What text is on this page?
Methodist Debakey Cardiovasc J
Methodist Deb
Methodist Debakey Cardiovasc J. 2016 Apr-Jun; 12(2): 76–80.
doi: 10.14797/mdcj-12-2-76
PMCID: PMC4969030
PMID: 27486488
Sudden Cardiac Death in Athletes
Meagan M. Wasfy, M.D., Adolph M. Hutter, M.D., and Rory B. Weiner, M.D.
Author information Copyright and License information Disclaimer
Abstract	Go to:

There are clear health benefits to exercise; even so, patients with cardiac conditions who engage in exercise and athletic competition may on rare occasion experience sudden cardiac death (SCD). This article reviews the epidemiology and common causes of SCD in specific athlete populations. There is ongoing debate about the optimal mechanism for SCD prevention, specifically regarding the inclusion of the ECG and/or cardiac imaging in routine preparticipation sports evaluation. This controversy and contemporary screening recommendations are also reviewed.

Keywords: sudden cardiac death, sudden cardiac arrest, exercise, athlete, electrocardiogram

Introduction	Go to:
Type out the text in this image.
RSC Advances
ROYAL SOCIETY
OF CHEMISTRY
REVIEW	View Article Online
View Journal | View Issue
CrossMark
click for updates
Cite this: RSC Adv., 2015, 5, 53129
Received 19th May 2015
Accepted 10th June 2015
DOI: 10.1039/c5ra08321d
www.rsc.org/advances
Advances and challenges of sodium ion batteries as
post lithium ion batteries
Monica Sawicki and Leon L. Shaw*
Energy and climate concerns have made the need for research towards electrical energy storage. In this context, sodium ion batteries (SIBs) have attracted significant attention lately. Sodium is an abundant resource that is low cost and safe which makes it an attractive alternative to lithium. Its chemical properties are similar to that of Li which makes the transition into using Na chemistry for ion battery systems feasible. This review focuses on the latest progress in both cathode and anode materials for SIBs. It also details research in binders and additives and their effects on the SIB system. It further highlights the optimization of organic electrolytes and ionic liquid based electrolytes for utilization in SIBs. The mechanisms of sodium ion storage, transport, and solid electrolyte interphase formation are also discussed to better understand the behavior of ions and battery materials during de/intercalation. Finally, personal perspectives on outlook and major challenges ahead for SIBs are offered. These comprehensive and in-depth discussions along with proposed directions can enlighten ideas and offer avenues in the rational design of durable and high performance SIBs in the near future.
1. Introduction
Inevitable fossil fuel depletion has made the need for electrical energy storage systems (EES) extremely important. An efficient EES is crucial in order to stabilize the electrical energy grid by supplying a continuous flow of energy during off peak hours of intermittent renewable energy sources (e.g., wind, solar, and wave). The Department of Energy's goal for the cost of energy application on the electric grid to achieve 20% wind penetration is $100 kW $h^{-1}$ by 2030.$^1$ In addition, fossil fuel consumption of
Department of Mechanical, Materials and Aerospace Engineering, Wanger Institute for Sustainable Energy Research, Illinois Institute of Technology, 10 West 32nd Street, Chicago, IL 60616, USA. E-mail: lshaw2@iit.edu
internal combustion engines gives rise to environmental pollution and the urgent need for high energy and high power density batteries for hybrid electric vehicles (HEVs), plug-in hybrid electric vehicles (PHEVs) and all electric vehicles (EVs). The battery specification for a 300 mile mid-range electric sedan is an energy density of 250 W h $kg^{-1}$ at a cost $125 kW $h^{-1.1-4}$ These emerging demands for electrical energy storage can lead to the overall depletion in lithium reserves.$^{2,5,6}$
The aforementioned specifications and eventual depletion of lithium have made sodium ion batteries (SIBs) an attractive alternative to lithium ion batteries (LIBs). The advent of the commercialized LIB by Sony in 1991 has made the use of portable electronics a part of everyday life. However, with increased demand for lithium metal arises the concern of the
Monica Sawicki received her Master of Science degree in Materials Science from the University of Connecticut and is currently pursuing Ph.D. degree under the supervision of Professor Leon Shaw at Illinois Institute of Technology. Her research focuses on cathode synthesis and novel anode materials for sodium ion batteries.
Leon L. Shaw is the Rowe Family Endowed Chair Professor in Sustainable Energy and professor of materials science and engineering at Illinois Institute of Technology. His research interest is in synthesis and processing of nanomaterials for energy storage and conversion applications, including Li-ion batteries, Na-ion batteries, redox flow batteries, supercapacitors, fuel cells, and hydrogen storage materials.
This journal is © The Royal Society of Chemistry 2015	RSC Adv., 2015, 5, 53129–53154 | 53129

——————————

• [WORK ITEM]: Every entry above needs to be written out again exactly.

• [COMPLETED EXERCISE]:
What text is on this page?
Methodist Debakey Cardiovasc J
Methodist Deb
Methodist Debakey Cardiovasc J. 2016 Apr-Jun; 12(2): 76–80.
doi: 10.14797/mdcj-12-2-76
PMCID: PMC4969030
PMID: 27486488
Sudden Cardiac Death in Athletes
Meagan M. Wasfy, M.D., Adolph M. Hutter, M.D., and Rory B. Weiner, M.D.
Author information Copyright and License information Disclaimer
Abstract	Go to:

There are clear health benefits to exercise; even so, patients with cardiac conditions who engage in exercise and athletic competition may on rare occasion experience sudden cardiac death (SCD). This article reviews the epidemiology and common causes of SCD in specific athlete populations. There is ongoing debate about the optimal mechanism for SCD prevention, specifically regarding the inclusion of the ECG and/or cardiac imaging in routine preparticipation sports evaluation. This controversy and contemporary screening recommendations are also reviewed.

Keywords: sudden cardiac death, sudden cardiac arrest, exercise, athlete, electrocardiogram

Introduction	Go to:
Type out the text in this image.
RSC Advances
ROYAL SOCIETY
OF CHEMISTRY
REVIEW	View Article Online
View Journal | View Issue
CrossMark
click for updates
Cite this: RSC Adv., 2015, 5, 53129
Received 19th May 2015
Accepted 10th June 2015
DOI: 10.1039/c5ra08321d
www.rsc.org/advances
Advances and challenges of sodium ion batteries as
post lithium ion batteries
Monica Sawicki and Leon L. Shaw*
Energy and climate concerns have made the need for research towards electrical energy storage. In this context, sodium ion batteries (SIBs) have attracted significant attention lately. Sodium is an abundant resource that is low cost and safe which makes it an attractive alternative to lithium. Its chemical properties are similar to that of Li which makes the transition into using Na chemistry for ion battery systems feasible. This review focuses on the latest progress in both cathode and anode materials for SIBs. It also details research in binders and additives and their effects on the SIB system. It further highlights the optimization of organic electrolytes and ionic liquid based electrolytes for utilization in SIBs. The mechanisms of sodium ion storage, transport, and solid electrolyte interphase formation are also discussed to better understand the behavior of ions and battery materials during de/intercalation. Finally, personal perspectives on outlook and major challenges ahead for SIBs are offered. These comprehensive and in-depth discussions along with proposed directions can enlighten ideas and offer avenues in the rational design of durable and high performance SIBs in the near future.
1. Introduction
Inevitable fossil fuel depletion has made the need for electrical energy storage systems (EES) extremely important. An efficient EES is crucial in order to stabilize the electrical energy grid by supplying a continuous flow of energy during off peak hours of intermittent renewable energy sources (e.g., wind, solar, and wave). The Department of Energy's goal for the cost of energy application on the electric grid to achieve 20% wind penetration is $100 kW $h^{-1}$ by 2030.$^1$ In addition, fossil fuel consumption of
Department of Mechanical, Materials and Aerospace Engineering, Wanger Institute for Sustainable Energy Research, Illinois Institute of Technology, 10 West 32nd Street, Chicago, IL 60616, USA. E-mail: lshaw2@iit.edu
internal combustion engines gives rise to environmental pollution and the urgent need for high energy and high power density batteries for hybrid electric vehicles (HEVs), plug-in hybrid electric vehicles (PHEVs) and all electric vehicles (EVs). The battery specification for a 300 mile mid-range electric sedan is an energy density of 250 W h $kg^{-1}$ at a cost $125 kW $h^{-1.1-4}$ These emerging demands for electrical energy storage can lead to the overall depletion in lithium reserves.$^{2,5,6}$
The aforementioned specifications and eventual depletion of lithium have made sodium ion batteries (SIBs) an attractive alternative to lithium ion batteries (LIBs). The advent of the commercialized LIB by Sony in 1991 has made the use of portable electronics a part of everyday life. However, with increased demand for lithium metal arises the concern of the
Monica Sawicki received her Master of Science degree in Materials Science from the University of Connecticut and is currently pursuing Ph.D. degree under the supervision of Professor Leon Shaw at Illinois Institute of Technology. Her research focuses on cathode synthesis and novel anode materials for sodium ion batteries.
Leon L. Shaw is the Rowe Family Endowed Chair Professor in Sustainable Energy and professor of materials science and engineering at Illinois Institute of Technology. His research interest is in synthesis and processing of nanomaterials for energy storage and conversion applications, including Li-ion batteries, Na-ion batteries, redox flow batteries, supercapacitors, fuel cells, and hydrogen storage materials.
This journal is © The Royal Society of Chemistry 2015	RSC Adv., 2015, 5, 53129–53154 | 53129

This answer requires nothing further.